Exercise description:
Check every line of the entries that follow, and copy the ones containing "график".

[Some records]
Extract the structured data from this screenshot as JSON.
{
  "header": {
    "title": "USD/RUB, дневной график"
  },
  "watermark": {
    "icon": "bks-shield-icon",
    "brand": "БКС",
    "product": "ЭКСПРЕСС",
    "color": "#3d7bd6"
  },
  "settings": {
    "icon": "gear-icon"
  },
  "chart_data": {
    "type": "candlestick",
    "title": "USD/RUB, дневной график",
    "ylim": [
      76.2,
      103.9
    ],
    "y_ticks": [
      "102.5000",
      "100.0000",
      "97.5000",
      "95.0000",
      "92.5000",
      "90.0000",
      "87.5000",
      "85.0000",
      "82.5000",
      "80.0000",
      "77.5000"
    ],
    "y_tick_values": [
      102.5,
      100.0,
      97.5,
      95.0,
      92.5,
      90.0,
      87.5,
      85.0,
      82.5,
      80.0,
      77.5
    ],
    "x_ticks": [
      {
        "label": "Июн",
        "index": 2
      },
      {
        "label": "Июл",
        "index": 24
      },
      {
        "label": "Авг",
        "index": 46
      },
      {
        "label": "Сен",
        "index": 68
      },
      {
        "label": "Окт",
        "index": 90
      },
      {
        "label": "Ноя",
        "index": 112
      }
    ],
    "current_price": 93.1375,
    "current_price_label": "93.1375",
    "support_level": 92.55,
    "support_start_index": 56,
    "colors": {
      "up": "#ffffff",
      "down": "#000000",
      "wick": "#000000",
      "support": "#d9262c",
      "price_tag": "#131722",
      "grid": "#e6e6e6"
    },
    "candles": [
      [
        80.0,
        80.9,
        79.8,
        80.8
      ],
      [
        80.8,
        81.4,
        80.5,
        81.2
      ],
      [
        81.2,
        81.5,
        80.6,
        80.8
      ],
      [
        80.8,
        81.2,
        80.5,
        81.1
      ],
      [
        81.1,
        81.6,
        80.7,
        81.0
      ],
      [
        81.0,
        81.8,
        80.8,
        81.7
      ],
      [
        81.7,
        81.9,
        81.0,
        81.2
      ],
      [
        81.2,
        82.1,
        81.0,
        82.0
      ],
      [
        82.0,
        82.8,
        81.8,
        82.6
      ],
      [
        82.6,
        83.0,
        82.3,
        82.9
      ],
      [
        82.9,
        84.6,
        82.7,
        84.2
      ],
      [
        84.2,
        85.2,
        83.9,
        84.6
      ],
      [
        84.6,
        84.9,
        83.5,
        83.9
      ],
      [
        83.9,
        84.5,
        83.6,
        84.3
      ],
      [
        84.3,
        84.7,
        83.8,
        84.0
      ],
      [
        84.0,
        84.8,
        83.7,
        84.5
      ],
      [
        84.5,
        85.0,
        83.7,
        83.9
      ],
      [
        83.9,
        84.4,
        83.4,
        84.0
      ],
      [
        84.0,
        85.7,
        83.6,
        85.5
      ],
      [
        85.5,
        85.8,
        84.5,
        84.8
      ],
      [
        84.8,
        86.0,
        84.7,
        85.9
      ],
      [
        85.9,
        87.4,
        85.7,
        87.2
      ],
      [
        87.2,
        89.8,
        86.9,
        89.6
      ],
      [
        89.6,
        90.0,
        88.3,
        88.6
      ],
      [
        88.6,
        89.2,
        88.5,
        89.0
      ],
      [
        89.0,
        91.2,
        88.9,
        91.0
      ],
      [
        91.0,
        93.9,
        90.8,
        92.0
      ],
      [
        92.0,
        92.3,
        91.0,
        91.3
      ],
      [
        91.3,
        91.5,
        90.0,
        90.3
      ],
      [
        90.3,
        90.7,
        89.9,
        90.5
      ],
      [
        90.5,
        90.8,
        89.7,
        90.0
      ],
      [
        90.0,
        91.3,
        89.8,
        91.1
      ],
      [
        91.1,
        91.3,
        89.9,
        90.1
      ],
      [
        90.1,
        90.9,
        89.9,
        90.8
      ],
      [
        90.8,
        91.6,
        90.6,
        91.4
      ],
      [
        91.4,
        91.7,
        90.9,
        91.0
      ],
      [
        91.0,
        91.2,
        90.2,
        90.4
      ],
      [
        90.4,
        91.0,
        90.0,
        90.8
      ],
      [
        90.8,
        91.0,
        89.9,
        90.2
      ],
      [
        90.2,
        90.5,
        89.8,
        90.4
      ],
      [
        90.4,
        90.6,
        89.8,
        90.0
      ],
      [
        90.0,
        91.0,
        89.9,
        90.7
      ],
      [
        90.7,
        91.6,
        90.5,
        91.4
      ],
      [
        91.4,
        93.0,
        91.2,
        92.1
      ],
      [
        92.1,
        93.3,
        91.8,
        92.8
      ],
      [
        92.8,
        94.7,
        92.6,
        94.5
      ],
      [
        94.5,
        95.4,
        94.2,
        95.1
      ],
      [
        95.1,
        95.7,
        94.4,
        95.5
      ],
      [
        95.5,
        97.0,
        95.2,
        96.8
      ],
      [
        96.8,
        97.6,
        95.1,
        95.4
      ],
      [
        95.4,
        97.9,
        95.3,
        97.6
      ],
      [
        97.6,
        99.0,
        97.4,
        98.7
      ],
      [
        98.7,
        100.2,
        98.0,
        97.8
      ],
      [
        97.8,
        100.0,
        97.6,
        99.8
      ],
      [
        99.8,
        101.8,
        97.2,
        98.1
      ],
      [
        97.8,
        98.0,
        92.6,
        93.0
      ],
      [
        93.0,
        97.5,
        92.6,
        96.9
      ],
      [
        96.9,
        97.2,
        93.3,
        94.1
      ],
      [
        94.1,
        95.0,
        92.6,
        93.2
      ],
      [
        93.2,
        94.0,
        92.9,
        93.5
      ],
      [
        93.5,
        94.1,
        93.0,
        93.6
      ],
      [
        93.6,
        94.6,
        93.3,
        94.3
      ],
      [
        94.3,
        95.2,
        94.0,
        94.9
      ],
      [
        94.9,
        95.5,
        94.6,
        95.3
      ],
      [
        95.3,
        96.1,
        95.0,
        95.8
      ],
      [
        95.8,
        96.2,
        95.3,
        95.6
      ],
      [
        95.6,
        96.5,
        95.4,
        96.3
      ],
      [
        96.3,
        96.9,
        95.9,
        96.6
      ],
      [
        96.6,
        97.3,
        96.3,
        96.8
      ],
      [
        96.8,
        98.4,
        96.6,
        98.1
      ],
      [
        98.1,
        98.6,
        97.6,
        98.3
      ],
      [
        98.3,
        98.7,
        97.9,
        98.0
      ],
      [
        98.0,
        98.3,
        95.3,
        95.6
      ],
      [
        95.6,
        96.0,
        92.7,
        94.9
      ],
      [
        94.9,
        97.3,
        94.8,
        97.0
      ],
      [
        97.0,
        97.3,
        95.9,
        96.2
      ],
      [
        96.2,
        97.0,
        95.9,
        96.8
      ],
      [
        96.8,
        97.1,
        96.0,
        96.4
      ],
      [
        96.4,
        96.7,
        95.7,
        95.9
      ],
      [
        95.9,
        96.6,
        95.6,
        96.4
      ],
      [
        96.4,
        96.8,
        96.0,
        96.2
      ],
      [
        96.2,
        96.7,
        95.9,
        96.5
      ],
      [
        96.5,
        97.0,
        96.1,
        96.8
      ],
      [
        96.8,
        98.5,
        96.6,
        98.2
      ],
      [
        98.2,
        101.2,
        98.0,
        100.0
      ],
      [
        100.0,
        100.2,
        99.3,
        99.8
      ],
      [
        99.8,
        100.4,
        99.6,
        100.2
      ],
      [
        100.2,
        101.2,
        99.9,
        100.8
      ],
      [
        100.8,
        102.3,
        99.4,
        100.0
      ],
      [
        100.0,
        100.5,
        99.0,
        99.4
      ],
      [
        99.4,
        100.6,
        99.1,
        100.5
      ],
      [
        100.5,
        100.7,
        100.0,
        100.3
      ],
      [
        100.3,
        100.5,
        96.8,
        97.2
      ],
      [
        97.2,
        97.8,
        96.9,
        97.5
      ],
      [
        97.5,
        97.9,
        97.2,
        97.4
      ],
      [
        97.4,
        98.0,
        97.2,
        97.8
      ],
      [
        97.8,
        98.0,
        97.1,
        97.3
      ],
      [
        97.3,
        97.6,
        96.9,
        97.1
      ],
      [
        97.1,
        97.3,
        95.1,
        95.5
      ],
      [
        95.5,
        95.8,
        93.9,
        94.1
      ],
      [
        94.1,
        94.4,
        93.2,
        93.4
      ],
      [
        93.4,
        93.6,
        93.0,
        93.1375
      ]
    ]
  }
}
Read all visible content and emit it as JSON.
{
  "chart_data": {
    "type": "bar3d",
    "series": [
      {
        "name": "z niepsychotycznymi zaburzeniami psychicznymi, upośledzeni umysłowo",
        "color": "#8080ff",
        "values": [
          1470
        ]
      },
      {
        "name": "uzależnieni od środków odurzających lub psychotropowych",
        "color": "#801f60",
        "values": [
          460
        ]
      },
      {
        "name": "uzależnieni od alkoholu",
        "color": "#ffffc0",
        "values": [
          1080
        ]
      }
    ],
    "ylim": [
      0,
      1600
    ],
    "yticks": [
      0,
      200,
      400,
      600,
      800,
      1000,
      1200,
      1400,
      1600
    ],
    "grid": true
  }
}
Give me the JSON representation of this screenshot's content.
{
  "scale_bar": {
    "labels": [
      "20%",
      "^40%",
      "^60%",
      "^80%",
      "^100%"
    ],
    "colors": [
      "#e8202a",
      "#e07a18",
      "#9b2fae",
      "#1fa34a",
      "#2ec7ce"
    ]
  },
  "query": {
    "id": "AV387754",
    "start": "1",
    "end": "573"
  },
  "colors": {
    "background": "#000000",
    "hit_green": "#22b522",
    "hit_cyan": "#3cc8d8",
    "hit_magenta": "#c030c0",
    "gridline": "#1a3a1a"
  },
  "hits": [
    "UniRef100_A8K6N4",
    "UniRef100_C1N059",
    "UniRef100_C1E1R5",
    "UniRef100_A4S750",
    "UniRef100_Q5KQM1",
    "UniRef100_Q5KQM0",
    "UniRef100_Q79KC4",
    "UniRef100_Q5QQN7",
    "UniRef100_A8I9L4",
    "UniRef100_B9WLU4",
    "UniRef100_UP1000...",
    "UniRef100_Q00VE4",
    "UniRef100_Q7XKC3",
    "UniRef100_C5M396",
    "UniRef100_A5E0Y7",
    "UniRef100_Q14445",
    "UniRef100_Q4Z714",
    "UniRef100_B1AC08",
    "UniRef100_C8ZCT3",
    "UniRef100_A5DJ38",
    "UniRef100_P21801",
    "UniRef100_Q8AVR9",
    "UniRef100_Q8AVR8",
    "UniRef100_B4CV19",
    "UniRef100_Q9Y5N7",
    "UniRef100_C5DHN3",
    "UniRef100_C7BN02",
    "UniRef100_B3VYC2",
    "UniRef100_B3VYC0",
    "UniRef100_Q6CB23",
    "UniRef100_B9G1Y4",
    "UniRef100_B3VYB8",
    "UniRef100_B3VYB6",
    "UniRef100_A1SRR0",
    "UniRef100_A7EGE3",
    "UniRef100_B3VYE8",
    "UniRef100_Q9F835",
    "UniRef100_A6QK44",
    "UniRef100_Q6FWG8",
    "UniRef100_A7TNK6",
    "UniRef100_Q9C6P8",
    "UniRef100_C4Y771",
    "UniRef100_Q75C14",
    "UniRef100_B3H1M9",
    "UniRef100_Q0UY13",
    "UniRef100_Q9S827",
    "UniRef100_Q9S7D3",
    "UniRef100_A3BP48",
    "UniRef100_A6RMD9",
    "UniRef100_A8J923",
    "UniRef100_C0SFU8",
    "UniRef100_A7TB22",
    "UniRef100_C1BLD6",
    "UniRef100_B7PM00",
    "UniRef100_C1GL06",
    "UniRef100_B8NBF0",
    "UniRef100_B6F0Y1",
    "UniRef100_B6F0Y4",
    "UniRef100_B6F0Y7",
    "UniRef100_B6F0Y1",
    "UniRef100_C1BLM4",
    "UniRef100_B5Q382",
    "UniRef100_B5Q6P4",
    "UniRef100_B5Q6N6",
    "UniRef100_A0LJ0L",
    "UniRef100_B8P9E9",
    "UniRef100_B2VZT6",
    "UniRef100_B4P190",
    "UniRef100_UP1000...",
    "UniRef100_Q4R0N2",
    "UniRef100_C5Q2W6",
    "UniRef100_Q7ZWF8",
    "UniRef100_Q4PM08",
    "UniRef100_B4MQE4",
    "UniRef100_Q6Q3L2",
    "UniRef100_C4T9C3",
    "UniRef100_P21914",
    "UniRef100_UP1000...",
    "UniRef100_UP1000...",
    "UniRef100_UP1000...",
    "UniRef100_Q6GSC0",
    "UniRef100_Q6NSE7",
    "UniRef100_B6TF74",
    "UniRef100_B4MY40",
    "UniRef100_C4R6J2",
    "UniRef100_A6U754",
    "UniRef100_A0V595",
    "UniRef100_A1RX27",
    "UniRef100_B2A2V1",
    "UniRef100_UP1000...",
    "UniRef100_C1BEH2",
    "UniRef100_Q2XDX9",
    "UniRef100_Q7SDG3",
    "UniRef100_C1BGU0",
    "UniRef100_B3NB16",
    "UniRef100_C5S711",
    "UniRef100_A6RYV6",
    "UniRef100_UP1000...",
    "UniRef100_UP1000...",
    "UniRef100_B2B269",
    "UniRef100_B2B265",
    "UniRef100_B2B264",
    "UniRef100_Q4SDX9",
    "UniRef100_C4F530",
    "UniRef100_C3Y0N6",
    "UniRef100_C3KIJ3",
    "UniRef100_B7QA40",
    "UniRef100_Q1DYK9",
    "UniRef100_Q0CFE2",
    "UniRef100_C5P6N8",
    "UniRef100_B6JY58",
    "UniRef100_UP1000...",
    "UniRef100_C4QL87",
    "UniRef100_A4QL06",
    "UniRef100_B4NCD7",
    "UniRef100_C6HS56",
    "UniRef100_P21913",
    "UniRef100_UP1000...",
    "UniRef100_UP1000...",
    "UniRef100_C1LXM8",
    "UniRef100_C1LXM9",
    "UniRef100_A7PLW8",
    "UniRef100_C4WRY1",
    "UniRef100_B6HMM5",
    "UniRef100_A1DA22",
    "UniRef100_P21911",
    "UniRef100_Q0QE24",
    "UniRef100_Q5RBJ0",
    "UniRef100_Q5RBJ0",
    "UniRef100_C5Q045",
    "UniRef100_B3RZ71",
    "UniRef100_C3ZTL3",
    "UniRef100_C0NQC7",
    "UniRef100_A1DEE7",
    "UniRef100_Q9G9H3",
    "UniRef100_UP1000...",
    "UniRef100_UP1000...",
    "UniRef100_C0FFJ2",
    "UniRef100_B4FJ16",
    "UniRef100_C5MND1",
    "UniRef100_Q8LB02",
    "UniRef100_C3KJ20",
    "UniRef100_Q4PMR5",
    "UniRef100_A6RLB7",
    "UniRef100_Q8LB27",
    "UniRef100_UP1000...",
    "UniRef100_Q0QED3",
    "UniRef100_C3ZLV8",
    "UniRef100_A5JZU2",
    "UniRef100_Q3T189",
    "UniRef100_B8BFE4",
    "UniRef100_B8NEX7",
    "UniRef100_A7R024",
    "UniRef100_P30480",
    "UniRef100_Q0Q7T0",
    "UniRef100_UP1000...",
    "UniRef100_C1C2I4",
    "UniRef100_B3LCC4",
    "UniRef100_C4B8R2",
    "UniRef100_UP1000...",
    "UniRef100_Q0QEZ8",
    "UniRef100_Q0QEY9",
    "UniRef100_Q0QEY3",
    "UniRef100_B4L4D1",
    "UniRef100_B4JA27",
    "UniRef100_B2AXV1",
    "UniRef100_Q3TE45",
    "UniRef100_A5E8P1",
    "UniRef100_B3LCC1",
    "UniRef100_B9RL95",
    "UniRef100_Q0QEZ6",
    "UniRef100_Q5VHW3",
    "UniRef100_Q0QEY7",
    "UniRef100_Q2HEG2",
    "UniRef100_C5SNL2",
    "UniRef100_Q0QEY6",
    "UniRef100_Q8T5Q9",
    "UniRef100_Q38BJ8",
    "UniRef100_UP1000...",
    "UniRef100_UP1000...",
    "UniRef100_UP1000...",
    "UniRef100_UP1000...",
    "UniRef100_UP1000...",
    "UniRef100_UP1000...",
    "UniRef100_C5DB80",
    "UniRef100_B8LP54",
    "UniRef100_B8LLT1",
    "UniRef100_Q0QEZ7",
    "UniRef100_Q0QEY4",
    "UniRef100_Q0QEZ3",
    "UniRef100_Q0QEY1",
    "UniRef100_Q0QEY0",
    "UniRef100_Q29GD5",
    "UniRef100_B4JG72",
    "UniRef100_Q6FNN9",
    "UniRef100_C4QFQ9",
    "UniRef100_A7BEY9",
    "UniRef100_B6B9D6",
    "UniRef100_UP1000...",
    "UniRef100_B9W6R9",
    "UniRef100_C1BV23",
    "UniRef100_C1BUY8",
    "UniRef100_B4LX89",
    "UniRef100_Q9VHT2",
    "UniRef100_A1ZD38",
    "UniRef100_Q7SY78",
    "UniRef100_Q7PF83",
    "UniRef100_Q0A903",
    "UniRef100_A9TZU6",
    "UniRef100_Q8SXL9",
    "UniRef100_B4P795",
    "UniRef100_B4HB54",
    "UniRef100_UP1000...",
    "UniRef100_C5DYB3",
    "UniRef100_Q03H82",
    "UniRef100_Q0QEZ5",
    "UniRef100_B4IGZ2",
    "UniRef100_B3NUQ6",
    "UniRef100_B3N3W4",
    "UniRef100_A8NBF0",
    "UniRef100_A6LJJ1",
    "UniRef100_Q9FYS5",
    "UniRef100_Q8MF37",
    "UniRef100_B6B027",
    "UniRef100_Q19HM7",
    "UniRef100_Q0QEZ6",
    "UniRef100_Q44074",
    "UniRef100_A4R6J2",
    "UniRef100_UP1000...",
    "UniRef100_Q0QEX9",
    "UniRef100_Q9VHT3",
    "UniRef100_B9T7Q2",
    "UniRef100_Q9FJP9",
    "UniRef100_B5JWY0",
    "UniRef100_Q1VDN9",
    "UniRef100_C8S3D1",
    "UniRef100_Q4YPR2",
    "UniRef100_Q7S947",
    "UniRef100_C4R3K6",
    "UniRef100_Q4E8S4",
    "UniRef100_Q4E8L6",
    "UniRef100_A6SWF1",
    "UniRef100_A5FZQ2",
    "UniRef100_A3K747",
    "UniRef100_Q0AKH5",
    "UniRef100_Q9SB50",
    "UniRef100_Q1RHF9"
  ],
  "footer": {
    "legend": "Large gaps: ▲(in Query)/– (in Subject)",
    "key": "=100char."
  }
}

Expected answer:
    "title": "USD/RUB, дневной график"
    "title": "USD/RUB, дневной график",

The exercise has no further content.